### PROVIDED DATA
++++++

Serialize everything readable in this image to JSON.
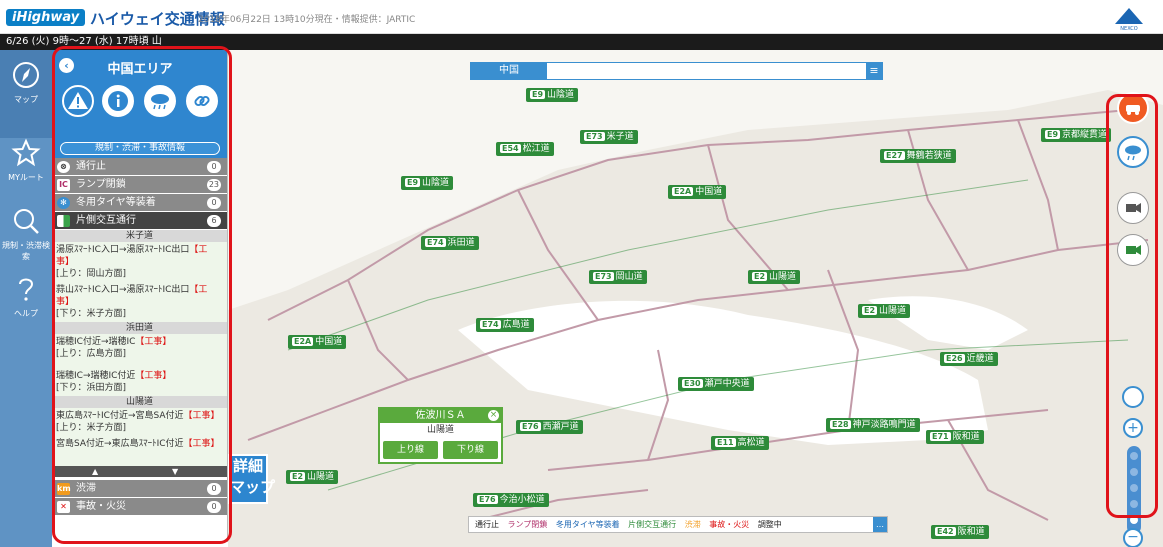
{
  "header": {
    "logo": "iHighway",
    "title": "ハイウェイ交通情報",
    "meta": "2018年06月22日 13時10分現在・情報提供：JARTIC",
    "ticker": "6/26 (火) 9時～27 (水) 17時頃 山"
  },
  "nav": {
    "items": [
      {
        "label": "マップ",
        "icon": "compass-icon"
      },
      {
        "label": "MYルート",
        "icon": "star-icon"
      },
      {
        "label": "規制・渋滞検索",
        "icon": "search-icon"
      },
      {
        "label": "ヘルプ",
        "icon": "help-icon"
      }
    ]
  },
  "panel": {
    "title": "中国エリア",
    "tab_label": "規制・渋滞・事故情報",
    "categories": [
      {
        "label": "通行止",
        "count": "0",
        "icon": "closure-icon"
      },
      {
        "label": "ランプ閉鎖",
        "count": "23",
        "icon": "ramp-closure-icon",
        "badge": "IC"
      },
      {
        "label": "冬用タイヤ等装着",
        "count": "0",
        "icon": "winter-tire-icon"
      },
      {
        "label": "片側交互通行",
        "count": "6",
        "icon": "alternating-traffic-icon"
      }
    ],
    "sections": [
      {
        "road": "米子道",
        "entries": [
          {
            "route": "湯原ｽﾏｰﾄIC入口→湯原ｽﾏｰﾄIC出口",
            "tag": "【工事】",
            "dir": "[上り：岡山方面]"
          },
          {
            "route": "蒜山ｽﾏｰﾄIC入口→湯原ｽﾏｰﾄIC出口",
            "tag": "【工事】",
            "dir": "[下り：米子方面]"
          }
        ]
      },
      {
        "road": "浜田道",
        "entries": [
          {
            "route": "瑞穂IC付近→瑞穂IC",
            "tag": "【工事】",
            "dir": "[上り：広島方面]"
          },
          {
            "route": "瑞穂IC→瑞穂IC付近",
            "tag": "【工事】",
            "dir": "[下り：浜田方面]"
          }
        ]
      },
      {
        "road": "山陽道",
        "entries": [
          {
            "route": "東広島ｽﾏｰﾄIC付近→宮島SA付近",
            "tag": "【工事】",
            "dir": "[上り：米子方面]"
          },
          {
            "route": "宮島SA付近→東広島ｽﾏｰﾄIC付近",
            "tag": "【工事】",
            "dir": ""
          }
        ]
      }
    ],
    "bottom": [
      {
        "label": "渋滞",
        "count": "0"
      },
      {
        "label": "事故・火災",
        "count": "0"
      }
    ]
  },
  "map": {
    "search_area": "中国",
    "routes": [
      {
        "code": "E9",
        "name": "山陰道"
      },
      {
        "code": "E73",
        "name": "米子道"
      },
      {
        "code": "E54",
        "name": "松江道"
      },
      {
        "code": "E2A",
        "name": "中国道"
      },
      {
        "code": "E27",
        "name": "舞鶴若狭道"
      },
      {
        "code": "E9",
        "name": "山陰道"
      },
      {
        "code": "E9",
        "name": "京都縦貫道"
      },
      {
        "code": "E74",
        "name": "浜田道"
      },
      {
        "code": "E73",
        "name": "岡山道"
      },
      {
        "code": "E2",
        "name": "山陽道"
      },
      {
        "code": "E2A",
        "name": "中国道"
      },
      {
        "code": "E74",
        "name": "広島道"
      },
      {
        "code": "E2",
        "name": "山陽道"
      },
      {
        "code": "E30",
        "name": "瀬戸中央道"
      },
      {
        "code": "E76",
        "name": "西瀬戸道"
      },
      {
        "code": "E11",
        "name": "高松道"
      },
      {
        "code": "E28",
        "name": "神戸淡路鳴門道"
      },
      {
        "code": "E26",
        "name": "近畿道"
      },
      {
        "code": "E71",
        "name": "阪和道"
      },
      {
        "code": "E76",
        "name": "今治小松道"
      },
      {
        "code": "E42",
        "name": "阪和道"
      },
      {
        "code": "E2",
        "name": "山陽道"
      }
    ],
    "popup": {
      "title": "佐波川ＳＡ",
      "subtitle": "山陽道",
      "btn1": "上り線",
      "btn2": "下り線",
      "close": "×"
    },
    "detail_button": "詳細\nマップ",
    "legend": [
      "通行止",
      "ランプ閉鎖",
      "冬用タイヤ等装着",
      "片側交互通行",
      "渋滞",
      "事故・火災",
      "調整中"
    ]
  },
  "colors": {
    "accent": "#2f86cf",
    "highlight": "#e0131a",
    "route": "#2e8b3a",
    "road_line": "#c29aa8"
  }
}
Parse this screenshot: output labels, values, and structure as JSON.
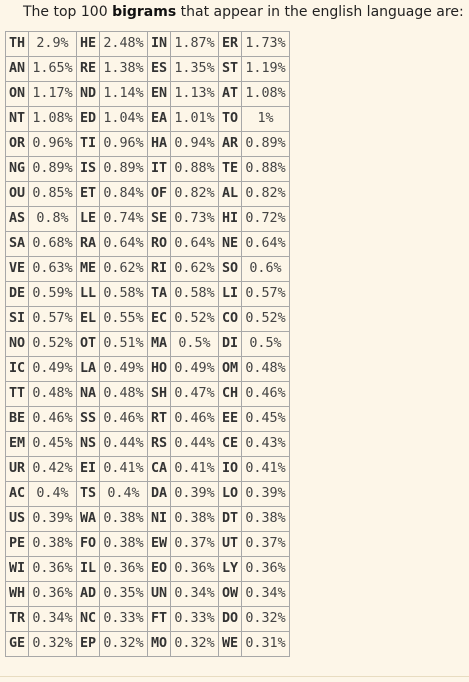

++++++

### OBJECTIVE
Restate each line of the records exactly; pictures do not belong in the copy.

### EXPECTED ANSWER
Serialize everything readable in this image to JSON.
{
  "header": {
    "logo": "iHighway",
    "title": "ハイウェイ交通情報",
    "meta": "2018年06月22日 13時10分現在・情報提供：JARTIC",
    "ticker": "6/26 (火) 9時～27 (水) 17時頃 山"
  },
  "nav": {
    "items": [
      {
        "label": "マップ",
        "icon": "compass-icon"
      },
      {
        "label": "MYルート",
        "icon": "star-icon"
      },
      {
        "label": "規制・渋滞検索",
        "icon": "search-icon"
      },
      {
        "label": "ヘルプ",
        "icon": "help-icon"
      }
    ]
  },
  "panel": {
    "title": "中国エリア",
    "tab_label": "規制・渋滞・事故情報",
    "categories": [
      {
        "label": "通行止",
        "count": "0",
        "icon": "closure-icon"
      },
      {
        "label": "ランプ閉鎖",
        "count": "23",
        "icon": "ramp-closure-icon",
        "badge": "IC"
      },
      {
        "label": "冬用タイヤ等装着",
        "count": "0",
        "icon": "winter-tire-icon"
      },
      {
        "label": "片側交互通行",
        "count": "6",
        "icon": "alternating-traffic-icon"
      }
    ],
    "sections": [
      {
        "road": "米子道",
        "entries": [
          {
            "route": "湯原ｽﾏｰﾄIC入口→湯原ｽﾏｰﾄIC出口",
            "tag": "【工事】",
            "dir": "[上り：岡山方面]"
          },
          {
            "route": "蒜山ｽﾏｰﾄIC入口→湯原ｽﾏｰﾄIC出口",
            "tag": "【工事】",
            "dir": "[下り：米子方面]"
          }
        ]
      },
      {
        "road": "浜田道",
        "entries": [
          {
            "route": "瑞穂IC付近→瑞穂IC",
            "tag": "【工事】",
            "dir": "[上り：広島方面]"
          },
          {
            "route": "瑞穂IC→瑞穂IC付近",
            "tag": "【工事】",
            "dir": "[下り：浜田方面]"
          }
        ]
      },
      {
        "road": "山陽道",
        "entries": [
          {
            "route": "東広島ｽﾏｰﾄIC付近→宮島SA付近",
            "tag": "【工事】",
            "dir": "[上り：米子方面]"
          },
          {
            "route": "宮島SA付近→東広島ｽﾏｰﾄIC付近",
            "tag": "【工事】",
            "dir": ""
          }
        ]
      }
    ],
    "bottom": [
      {
        "label": "渋滞",
        "count": "0"
      },
      {
        "label": "事故・火災",
        "count": "0"
      }
    ]
  },
  "map": {
    "search_area": "中国",
    "routes": [
      {
        "code": "E9",
        "name": "山陰道"
      },
      {
        "code": "E73",
        "name": "米子道"
      },
      {
        "code": "E54",
        "name": "松江道"
      },
      {
        "code": "E2A",
        "name": "中国道"
      },
      {
        "code": "E27",
        "name": "舞鶴若狭道"
      },
      {
        "code": "E9",
        "name": "山陰道"
      },
      {
        "code": "E9",
        "name": "京都縦貫道"
      },
      {
        "code": "E74",
        "name": "浜田道"
      },
      {
        "code": "E73",
        "name": "岡山道"
      },
      {
        "code": "E2",
        "name": "山陽道"
      },
      {
        "code": "E2A",
        "name": "中国道"
      },
      {
        "code": "E74",
        "name": "広島道"
      },
      {
        "code": "E2",
        "name": "山陽道"
      },
      {
        "code": "E30",
        "name": "瀬戸中央道"
      },
      {
        "code": "E76",
        "name": "西瀬戸道"
      },
      {
        "code": "E11",
        "name": "高松道"
      },
      {
        "code": "E28",
        "name": "神戸淡路鳴門道"
      },
      {
        "code": "E26",
        "name": "近畿道"
      },
      {
        "code": "E71",
        "name": "阪和道"
      },
      {
        "code": "E76",
        "name": "今治小松道"
      },
      {
        "code": "E42",
        "name": "阪和道"
      },
      {
        "code": "E2",
        "name": "山陽道"
      }
    ],
    "popup": {
      "title": "佐波川ＳＡ",
      "subtitle": "山陽道",
      "btn1": "上り線",
      "btn2": "下り線",
      "close": "×"
    },
    "detail_button": "詳細\nマップ",
    "legend": [
      "通行止",
      "ランプ閉鎖",
      "冬用タイヤ等装着",
      "片側交互通行",
      "渋滞",
      "事故・火災",
      "調整中"
    ]
  },
  "colors": {
    "accent": "#2f86cf",
    "highlight": "#e0131a",
    "route": "#2e8b3a",
    "road_line": "#c29aa8"
  }
}
Parse this screenshot: output labels, values, and structure as JSON.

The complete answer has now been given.